• _Stored data_:

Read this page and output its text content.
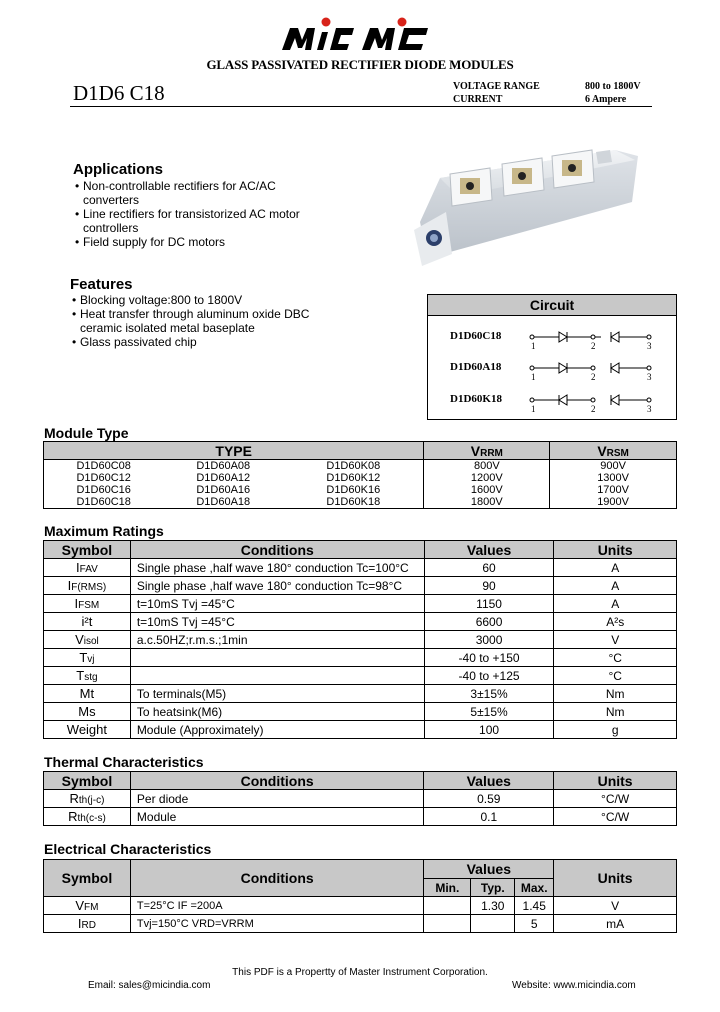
GLASS PASSIVATED RECTIFIER DIODE MODULES
D1D6 C18	VOLTAGE RANGE	800 to 1800V
CURRENT	6 Ampere
Applications
• Non-controllable rectifiers for AC/AC
converters
• Line rectifiers for transistorized AC motor
controllers
• Field supply for DC motors
Features
• Blocking voltage:800 to 1800V
• Heat transfer through aluminum oxide DBC
ceramic isolated metal baseplate
• Glass passivated chip
Circuit
D1D60C18
D1D60A18
D1D60K18
1	2	3
1	2	3
1	2	3
Module Type
TYPE			VRRM	VRSM
D1D60C08	D1D60A08	D1D60K08	800V	900V
D1D60C12	D1D60A12	D1D60K12	1200V	1300V
D1D60C16	D1D60A16	D1D60K16	1600V	1700V
D1D60C18	D1D60A18	D1D60K18	1800V	1900V
Maximum Ratings
Symbol	Conditions	Values	Units
IFAV	Single phase ,half wave 180° conduction Tc=100°C	60	A
IF(RMS)	Single phase ,half wave 180° conduction Tc=98°C	90	A
IFSM	t=10mS Tvj =45°C	1150	A
i²t	t=10mS Tvj =45°C	6600	A²s
Visol	a.c.50HZ;r.m.s.;1min	3000	V
Tvj		-40 to +150	°C
Tstg		-40 to +125	°C
Mt	To terminals(M5)	3±15%	Nm
Ms	To heatsink(M6)	5±15%	Nm
Weight	Module (Approximately)	100	g
Thermal Characteristics
Symbol	Conditions	Values	Units
Rth(j-c)	Per diode	0.59	°C/W
Rth(c-s)	Module	0.1	°C/W
Electrical Characteristics
Symbol	Conditions	Values			Units
		Min.	Typ.	Max.	
VFM	T=25°C IF =200A		1.30	1.45	V
IRD	Tvj=150°C VRD=VRRM			5	mA
This PDF is a Propertty of Master Instrument Corporation.
Email: sales@micindia.com	Website: www.micindia.com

• _Problem to solve_: Find the lines above that contain the word "wave" and collect them.

• _Reply to the task_:
IFAV	Single phase ,half wave 180° conduction Tc=100°C	60	A
IF(RMS)	Single phase ,half wave 180° conduction Tc=98°C	90	A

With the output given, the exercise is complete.